**Objective:** Leave out the pictures and repeat the data exactly.

**Records shown:**
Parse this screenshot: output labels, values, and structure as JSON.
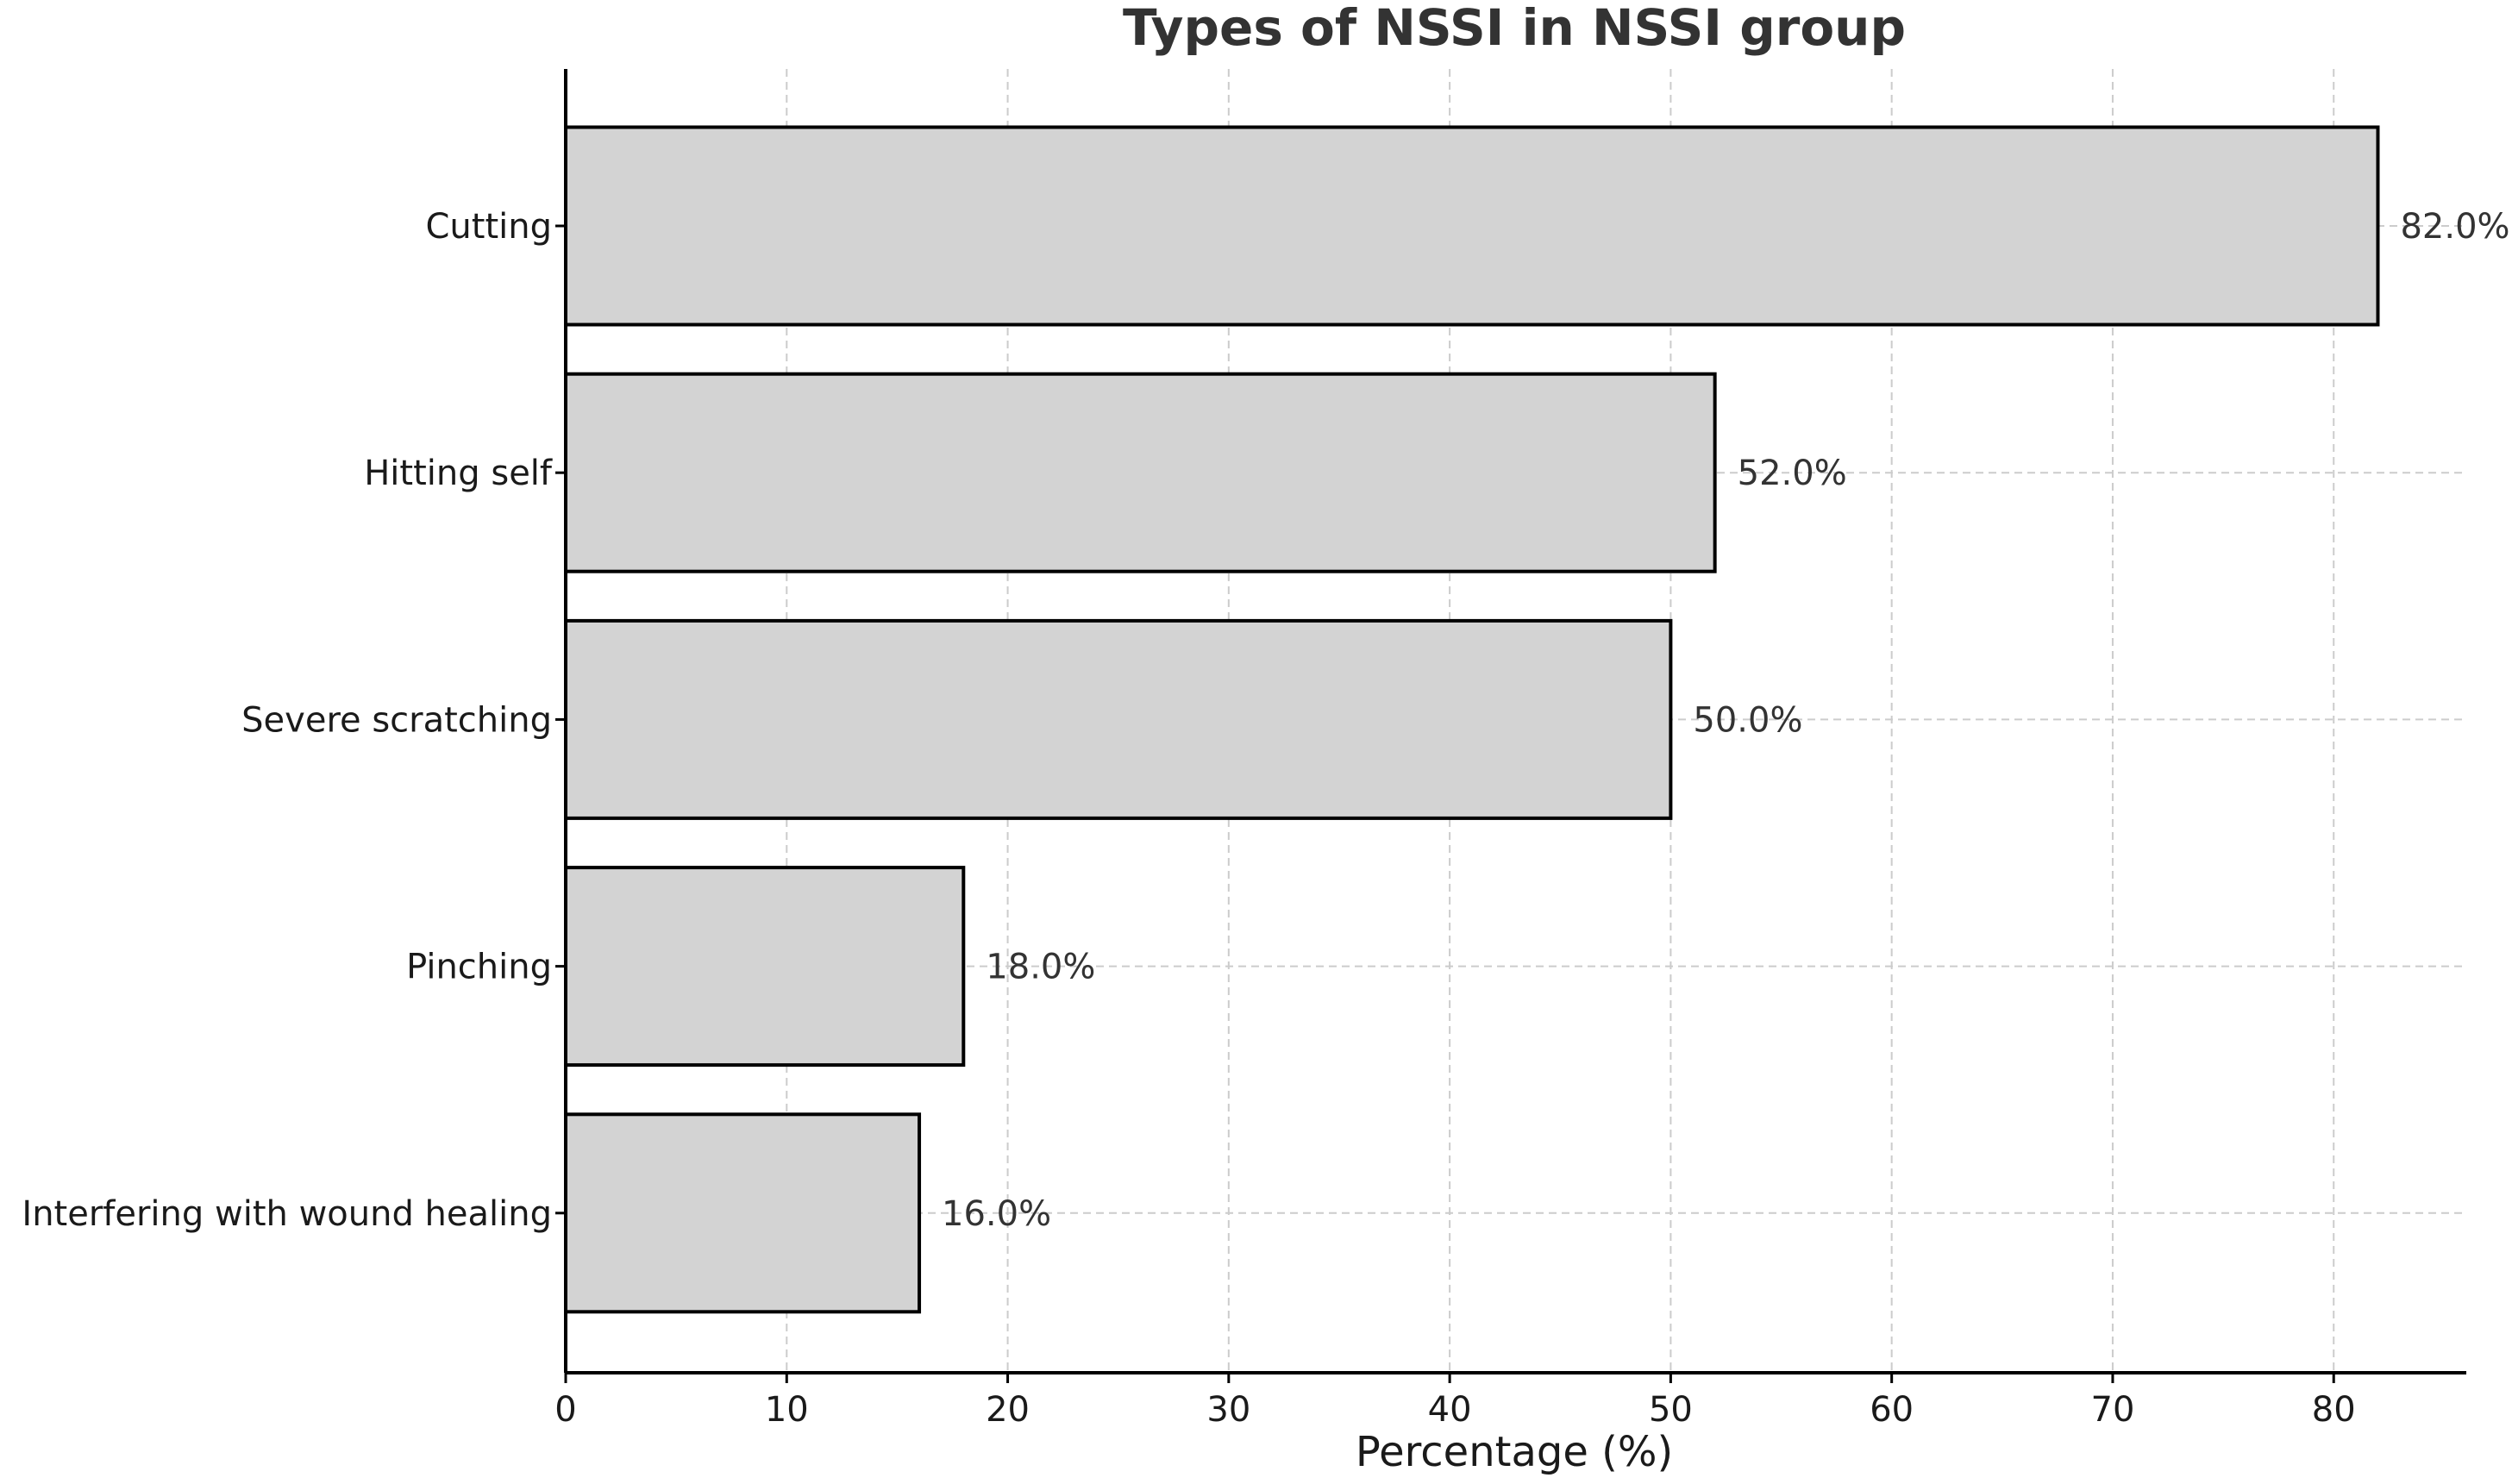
{
  "chart_data": {
    "type": "bar",
    "orientation": "horizontal",
    "title": "Types of NSSI in NSSI group",
    "xlabel": "Percentage (%)",
    "ylabel": "",
    "categories": [
      "Cutting",
      "Hitting self",
      "Severe scratching",
      "Pinching",
      "Interfering with wound healing"
    ],
    "values": [
      82,
      52,
      50,
      18,
      16
    ],
    "data_labels": [
      "82.0%",
      "52.0%",
      "50.0%",
      "18.0%",
      "16.0%"
    ],
    "xlim": [
      0,
      86
    ],
    "xticks": [
      0,
      10,
      20,
      30,
      40,
      50,
      60,
      70,
      80
    ],
    "grid": true,
    "legend": "none",
    "colors": {
      "bar_fill": "#d3d3d3",
      "bar_edge": "#000000",
      "grid": "#cccccc"
    }
  }
}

**Answer below:**
Parse this screenshot: output labels, values, and structure as JSON.
{
  "chart_data": {
    "type": "bar",
    "orientation": "horizontal",
    "title": "Types of NSSI in NSSI group",
    "xlabel": "Percentage (%)",
    "ylabel": "",
    "categories": [
      "Cutting",
      "Hitting self",
      "Severe scratching",
      "Pinching",
      "Interfering with wound healing"
    ],
    "values": [
      82,
      52,
      50,
      18,
      16
    ],
    "data_labels": [
      "82.0%",
      "52.0%",
      "50.0%",
      "18.0%",
      "16.0%"
    ],
    "xlim": [
      0,
      86
    ],
    "xticks": [
      0,
      10,
      20,
      30,
      40,
      50,
      60,
      70,
      80
    ],
    "grid": true,
    "legend": "none",
    "colors": {
      "bar_fill": "#d3d3d3",
      "bar_edge": "#000000",
      "grid": "#cccccc"
    }
  }
}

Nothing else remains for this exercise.